**REQUIRED WORK**
Write the listing out again, all of it, word for word.

**ENTRIES PROVIDED**
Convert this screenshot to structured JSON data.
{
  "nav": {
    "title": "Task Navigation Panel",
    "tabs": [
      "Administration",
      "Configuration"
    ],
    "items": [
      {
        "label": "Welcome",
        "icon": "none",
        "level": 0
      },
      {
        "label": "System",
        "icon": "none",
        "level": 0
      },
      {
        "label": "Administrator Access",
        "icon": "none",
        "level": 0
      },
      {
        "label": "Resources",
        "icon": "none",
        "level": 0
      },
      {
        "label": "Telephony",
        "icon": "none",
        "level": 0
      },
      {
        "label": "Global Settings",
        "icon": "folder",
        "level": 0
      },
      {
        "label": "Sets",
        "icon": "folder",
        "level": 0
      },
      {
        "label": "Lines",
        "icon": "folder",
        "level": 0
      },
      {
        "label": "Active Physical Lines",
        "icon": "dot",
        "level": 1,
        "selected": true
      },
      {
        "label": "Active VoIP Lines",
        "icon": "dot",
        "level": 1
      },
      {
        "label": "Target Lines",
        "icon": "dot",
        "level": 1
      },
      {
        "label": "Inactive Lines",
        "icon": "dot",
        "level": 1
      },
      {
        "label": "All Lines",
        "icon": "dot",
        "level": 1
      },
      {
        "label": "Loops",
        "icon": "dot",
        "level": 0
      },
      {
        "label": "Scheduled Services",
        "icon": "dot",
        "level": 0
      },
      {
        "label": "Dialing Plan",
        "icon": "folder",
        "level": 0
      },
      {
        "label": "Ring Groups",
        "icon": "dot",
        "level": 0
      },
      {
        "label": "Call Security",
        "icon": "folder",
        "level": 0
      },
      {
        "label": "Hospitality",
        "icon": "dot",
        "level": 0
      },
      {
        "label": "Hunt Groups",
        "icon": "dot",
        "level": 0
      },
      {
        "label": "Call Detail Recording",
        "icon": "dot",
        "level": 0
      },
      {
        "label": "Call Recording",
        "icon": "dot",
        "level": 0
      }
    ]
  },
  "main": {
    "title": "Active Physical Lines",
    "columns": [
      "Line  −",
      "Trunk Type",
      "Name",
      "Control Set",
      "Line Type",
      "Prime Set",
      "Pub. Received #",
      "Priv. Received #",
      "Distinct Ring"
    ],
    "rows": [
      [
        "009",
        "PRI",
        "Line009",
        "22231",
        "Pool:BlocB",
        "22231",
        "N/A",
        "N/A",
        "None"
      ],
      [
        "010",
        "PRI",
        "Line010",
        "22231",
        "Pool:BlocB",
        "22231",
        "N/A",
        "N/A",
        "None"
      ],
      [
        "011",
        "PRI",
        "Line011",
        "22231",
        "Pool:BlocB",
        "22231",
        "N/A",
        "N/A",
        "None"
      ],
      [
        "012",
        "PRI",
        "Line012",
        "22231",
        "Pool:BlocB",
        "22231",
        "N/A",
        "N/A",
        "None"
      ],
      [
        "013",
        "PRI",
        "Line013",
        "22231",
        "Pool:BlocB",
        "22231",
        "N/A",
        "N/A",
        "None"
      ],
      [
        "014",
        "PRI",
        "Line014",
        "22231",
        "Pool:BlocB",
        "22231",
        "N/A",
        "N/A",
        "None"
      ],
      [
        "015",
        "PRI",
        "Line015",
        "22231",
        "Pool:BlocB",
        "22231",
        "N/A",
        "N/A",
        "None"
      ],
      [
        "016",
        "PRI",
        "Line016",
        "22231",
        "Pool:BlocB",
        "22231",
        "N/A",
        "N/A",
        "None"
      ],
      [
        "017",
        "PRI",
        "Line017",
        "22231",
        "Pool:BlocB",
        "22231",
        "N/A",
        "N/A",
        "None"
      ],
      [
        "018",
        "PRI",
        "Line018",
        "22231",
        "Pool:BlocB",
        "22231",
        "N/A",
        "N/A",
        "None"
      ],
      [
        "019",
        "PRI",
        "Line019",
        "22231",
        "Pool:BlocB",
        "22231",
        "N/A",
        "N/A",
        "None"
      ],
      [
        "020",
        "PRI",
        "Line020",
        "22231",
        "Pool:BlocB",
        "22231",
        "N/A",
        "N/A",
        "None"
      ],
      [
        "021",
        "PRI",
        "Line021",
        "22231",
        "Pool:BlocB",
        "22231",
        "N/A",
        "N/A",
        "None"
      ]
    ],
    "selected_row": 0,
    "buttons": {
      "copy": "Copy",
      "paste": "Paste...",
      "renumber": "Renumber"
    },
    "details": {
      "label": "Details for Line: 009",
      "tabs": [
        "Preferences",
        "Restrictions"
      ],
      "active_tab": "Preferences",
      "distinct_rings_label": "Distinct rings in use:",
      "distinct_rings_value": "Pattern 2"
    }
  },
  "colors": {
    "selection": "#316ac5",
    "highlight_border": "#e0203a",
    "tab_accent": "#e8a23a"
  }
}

**RESPONSE**
Convert this screenshot to structured JSON data.
{
  "nav": {
    "title": "Task Navigation Panel",
    "tabs": [
      "Administration",
      "Configuration"
    ],
    "items": [
      {
        "label": "Welcome",
        "icon": "none",
        "level": 0
      },
      {
        "label": "System",
        "icon": "none",
        "level": 0
      },
      {
        "label": "Administrator Access",
        "icon": "none",
        "level": 0
      },
      {
        "label": "Resources",
        "icon": "none",
        "level": 0
      },
      {
        "label": "Telephony",
        "icon": "none",
        "level": 0
      },
      {
        "label": "Global Settings",
        "icon": "folder",
        "level": 0
      },
      {
        "label": "Sets",
        "icon": "folder",
        "level": 0
      },
      {
        "label": "Lines",
        "icon": "folder",
        "level": 0
      },
      {
        "label": "Active Physical Lines",
        "icon": "dot",
        "level": 1,
        "selected": true
      },
      {
        "label": "Active VoIP Lines",
        "icon": "dot",
        "level": 1
      },
      {
        "label": "Target Lines",
        "icon": "dot",
        "level": 1
      },
      {
        "label": "Inactive Lines",
        "icon": "dot",
        "level": 1
      },
      {
        "label": "All Lines",
        "icon": "dot",
        "level": 1
      },
      {
        "label": "Loops",
        "icon": "dot",
        "level": 0
      },
      {
        "label": "Scheduled Services",
        "icon": "dot",
        "level": 0
      },
      {
        "label": "Dialing Plan",
        "icon": "folder",
        "level": 0
      },
      {
        "label": "Ring Groups",
        "icon": "dot",
        "level": 0
      },
      {
        "label": "Call Security",
        "icon": "folder",
        "level": 0
      },
      {
        "label": "Hospitality",
        "icon": "dot",
        "level": 0
      },
      {
        "label": "Hunt Groups",
        "icon": "dot",
        "level": 0
      },
      {
        "label": "Call Detail Recording",
        "icon": "dot",
        "level": 0
      },
      {
        "label": "Call Recording",
        "icon": "dot",
        "level": 0
      }
    ]
  },
  "main": {
    "title": "Active Physical Lines",
    "columns": [
      "Line  −",
      "Trunk Type",
      "Name",
      "Control Set",
      "Line Type",
      "Prime Set",
      "Pub. Received #",
      "Priv. Received #",
      "Distinct Ring"
    ],
    "rows": [
      [
        "009",
        "PRI",
        "Line009",
        "22231",
        "Pool:BlocB",
        "22231",
        "N/A",
        "N/A",
        "None"
      ],
      [
        "010",
        "PRI",
        "Line010",
        "22231",
        "Pool:BlocB",
        "22231",
        "N/A",
        "N/A",
        "None"
      ],
      [
        "011",
        "PRI",
        "Line011",
        "22231",
        "Pool:BlocB",
        "22231",
        "N/A",
        "N/A",
        "None"
      ],
      [
        "012",
        "PRI",
        "Line012",
        "22231",
        "Pool:BlocB",
        "22231",
        "N/A",
        "N/A",
        "None"
      ],
      [
        "013",
        "PRI",
        "Line013",
        "22231",
        "Pool:BlocB",
        "22231",
        "N/A",
        "N/A",
        "None"
      ],
      [
        "014",
        "PRI",
        "Line014",
        "22231",
        "Pool:BlocB",
        "22231",
        "N/A",
        "N/A",
        "None"
      ],
      [
        "015",
        "PRI",
        "Line015",
        "22231",
        "Pool:BlocB",
        "22231",
        "N/A",
        "N/A",
        "None"
      ],
      [
        "016",
        "PRI",
        "Line016",
        "22231",
        "Pool:BlocB",
        "22231",
        "N/A",
        "N/A",
        "None"
      ],
      [
        "017",
        "PRI",
        "Line017",
        "22231",
        "Pool:BlocB",
        "22231",
        "N/A",
        "N/A",
        "None"
      ],
      [
        "018",
        "PRI",
        "Line018",
        "22231",
        "Pool:BlocB",
        "22231",
        "N/A",
        "N/A",
        "None"
      ],
      [
        "019",
        "PRI",
        "Line019",
        "22231",
        "Pool:BlocB",
        "22231",
        "N/A",
        "N/A",
        "None"
      ],
      [
        "020",
        "PRI",
        "Line020",
        "22231",
        "Pool:BlocB",
        "22231",
        "N/A",
        "N/A",
        "None"
      ],
      [
        "021",
        "PRI",
        "Line021",
        "22231",
        "Pool:BlocB",
        "22231",
        "N/A",
        "N/A",
        "None"
      ]
    ],
    "selected_row": 0,
    "buttons": {
      "copy": "Copy",
      "paste": "Paste...",
      "renumber": "Renumber"
    },
    "details": {
      "label": "Details for Line: 009",
      "tabs": [
        "Preferences",
        "Restrictions"
      ],
      "active_tab": "Preferences",
      "distinct_rings_label": "Distinct rings in use:",
      "distinct_rings_value": "Pattern 2"
    }
  },
  "colors": {
    "selection": "#316ac5",
    "highlight_border": "#e0203a",
    "tab_accent": "#e8a23a"
  }
}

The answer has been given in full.